(Figure contents as structured data)
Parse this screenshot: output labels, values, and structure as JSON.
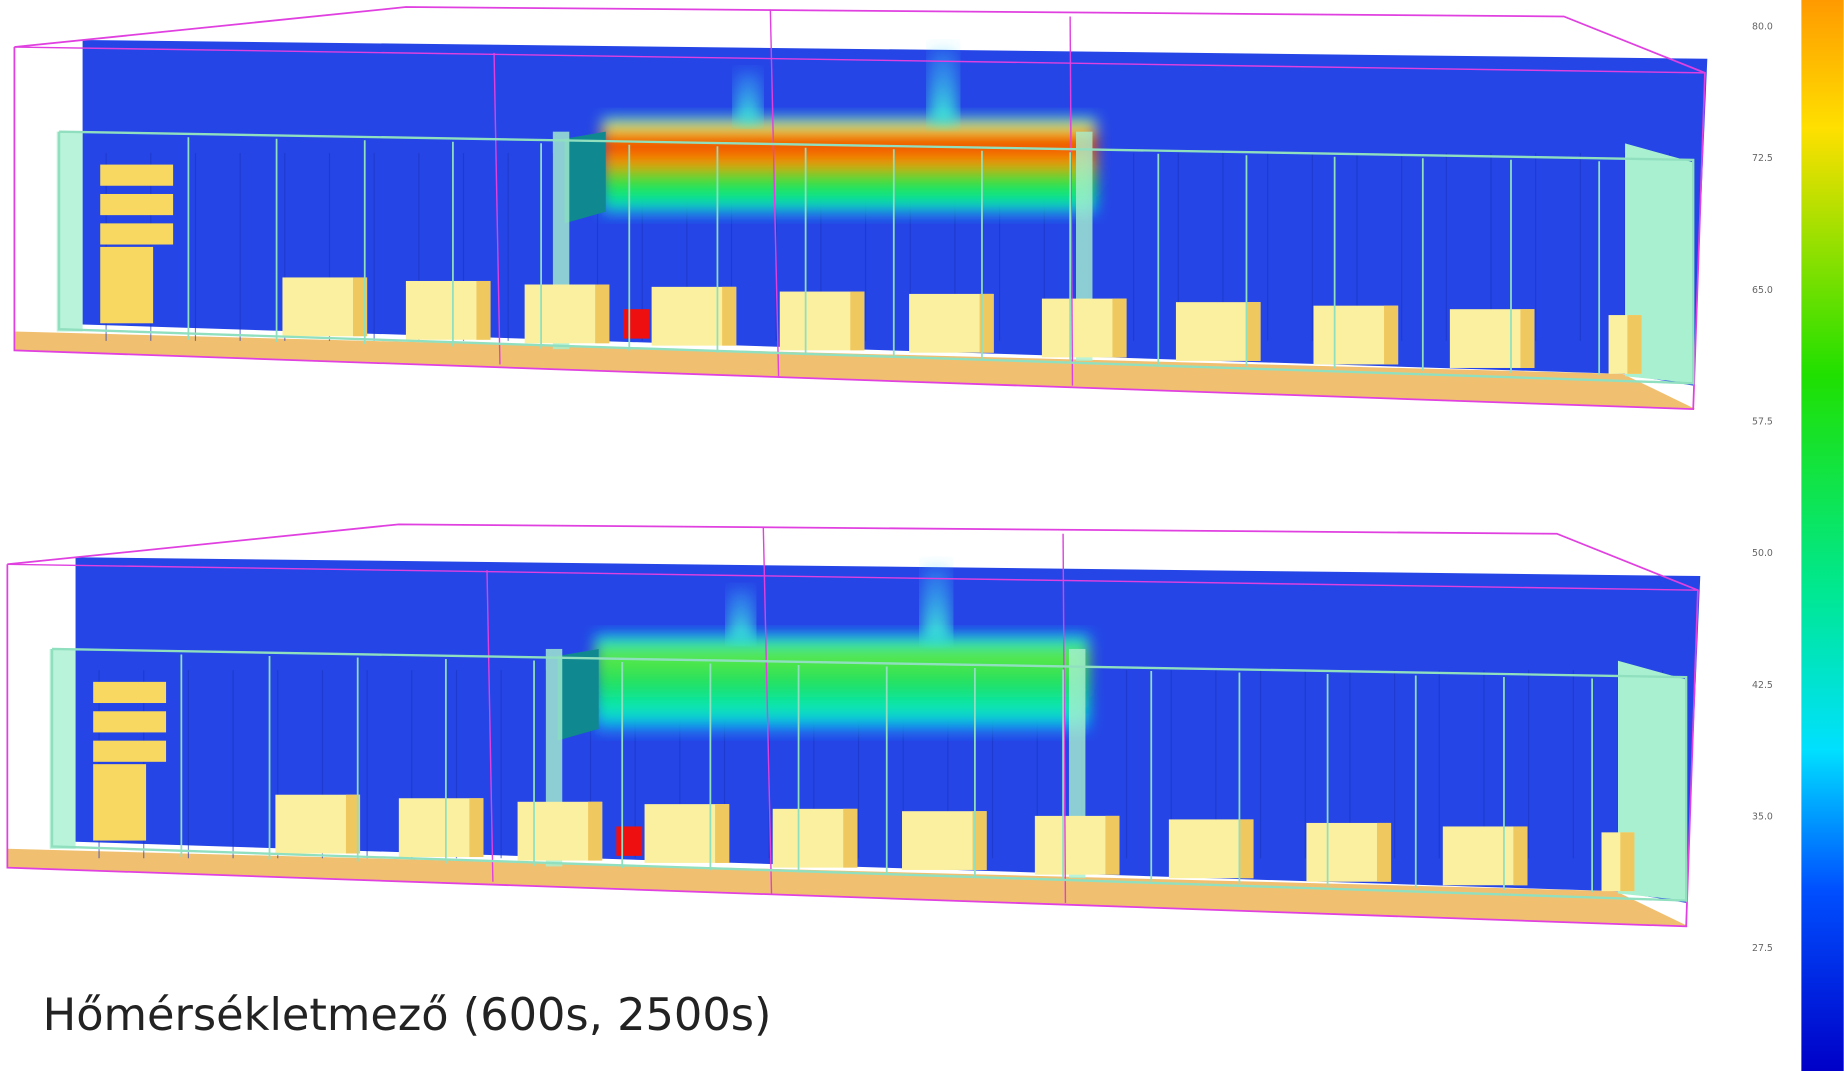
{
  "caption": "Hőmérsékletmező (600s, 2500s)",
  "colorbar": {
    "ticks": [
      "80.0",
      "72.5",
      "65.0",
      "57.5",
      "50.0",
      "42.5",
      "35.0",
      "27.5"
    ]
  }
}
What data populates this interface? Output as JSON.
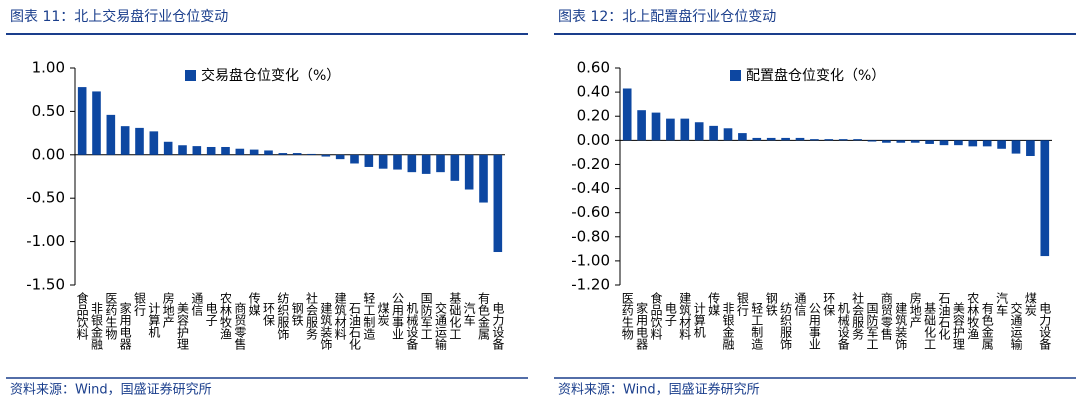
{
  "charts": [
    {
      "chart_data": {
        "type": "bar",
        "title": "图表 11：北上交易盘行业仓位变动",
        "source": "资料来源：Wind，国盛证券研究所",
        "legend": "交易盘仓位变化（%）",
        "color": "#0d47a1",
        "categories": [
          "食品饮料",
          "非银金融",
          "医药生物",
          "家用电器",
          "银行",
          "计算机",
          "房地产",
          "美容护理",
          "通信",
          "电子",
          "农林牧渔",
          "商贸零售",
          "传媒",
          "环保",
          "纺织服饰",
          "钢铁",
          "社会服务",
          "建筑装饰",
          "建筑材料",
          "石油石化",
          "轻工制造",
          "煤炭",
          "公用事业",
          "机械设备",
          "国防军工",
          "交通运输",
          "基础化工",
          "汽车",
          "有色金属",
          "电力设备"
        ],
        "values": [
          0.78,
          0.73,
          0.46,
          0.33,
          0.31,
          0.27,
          0.15,
          0.11,
          0.1,
          0.09,
          0.09,
          0.07,
          0.06,
          0.05,
          0.02,
          0.02,
          0.01,
          -0.02,
          -0.05,
          -0.1,
          -0.14,
          -0.16,
          -0.17,
          -0.2,
          -0.22,
          -0.2,
          -0.3,
          -0.4,
          -0.55,
          -1.12
        ],
        "ylim": [
          -1.5,
          1.0
        ],
        "yticks": [
          {
            "value": -1.5,
            "label": "-1.50"
          },
          {
            "value": -1.0,
            "label": "-1.00"
          },
          {
            "value": -0.5,
            "label": "-0.50"
          },
          {
            "value": 0,
            "label": "0.00"
          },
          {
            "value": 0.5,
            "label": "0.50"
          },
          {
            "value": 1.0,
            "label": "1.00"
          }
        ]
      }
    },
    {
      "chart_data": {
        "type": "bar",
        "title": "图表 12：北上配置盘行业仓位变动",
        "source": "资料来源：Wind，国盛证券研究所",
        "legend": "配置盘仓位变化（%）",
        "color": "#0d47a1",
        "categories": [
          "医药生物",
          "家用电器",
          "食品饮料",
          "电子",
          "建筑材料",
          "计算机",
          "传媒",
          "非银金融",
          "银行",
          "轻工制造",
          "钢铁",
          "纺织服饰",
          "通信",
          "公用事业",
          "环保",
          "机械设备",
          "社会服务",
          "国防军工",
          "商贸零售",
          "建筑装饰",
          "房地产",
          "基础化工",
          "石油石化",
          "美容护理",
          "农林牧渔",
          "有色金属",
          "汽车",
          "交通运输",
          "煤炭",
          "电力设备"
        ],
        "values": [
          0.43,
          0.25,
          0.23,
          0.18,
          0.18,
          0.15,
          0.12,
          0.1,
          0.06,
          0.02,
          0.02,
          0.02,
          0.02,
          0.01,
          0.01,
          0.01,
          0.01,
          -0.01,
          -0.02,
          -0.02,
          -0.02,
          -0.03,
          -0.04,
          -0.04,
          -0.05,
          -0.05,
          -0.07,
          -0.11,
          -0.13,
          -0.96
        ],
        "ylim": [
          -1.2,
          0.6
        ],
        "yticks": [
          {
            "value": -1.2,
            "label": "-1.20"
          },
          {
            "value": -1.0,
            "label": "-1.00"
          },
          {
            "value": -0.8,
            "label": "-0.80"
          },
          {
            "value": -0.6,
            "label": "-0.60"
          },
          {
            "value": -0.4,
            "label": "-0.40"
          },
          {
            "value": -0.2,
            "label": "-0.20"
          },
          {
            "value": 0,
            "label": "0.00"
          },
          {
            "value": 0.2,
            "label": "0.20"
          },
          {
            "value": 0.4,
            "label": "0.40"
          },
          {
            "value": 0.6,
            "label": "0.60"
          }
        ]
      }
    }
  ]
}
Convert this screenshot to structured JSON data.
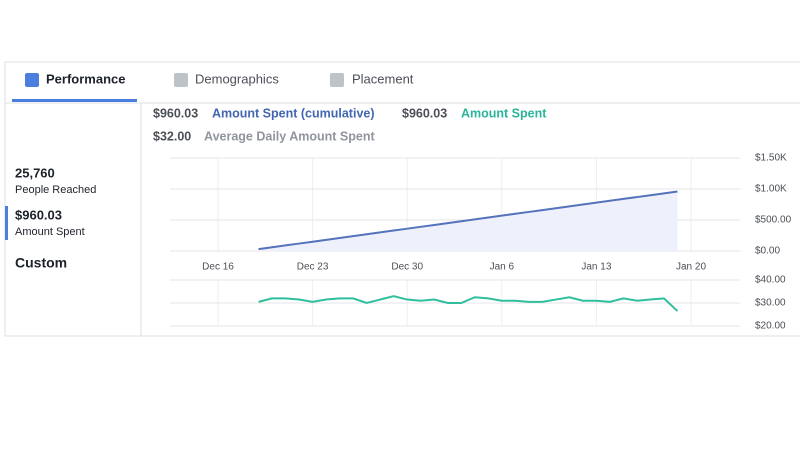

◆ **WHAT THE TASK ASKS**
In the material above, find each line that contains the word "this", and select it.

◆ **RESULT OF THE EXERCISE**
Parse this screenshot: output labels, values, and structure as JSON.
What data populates this interface? Output as JSON.
Convert this screenshot to structured JSON data.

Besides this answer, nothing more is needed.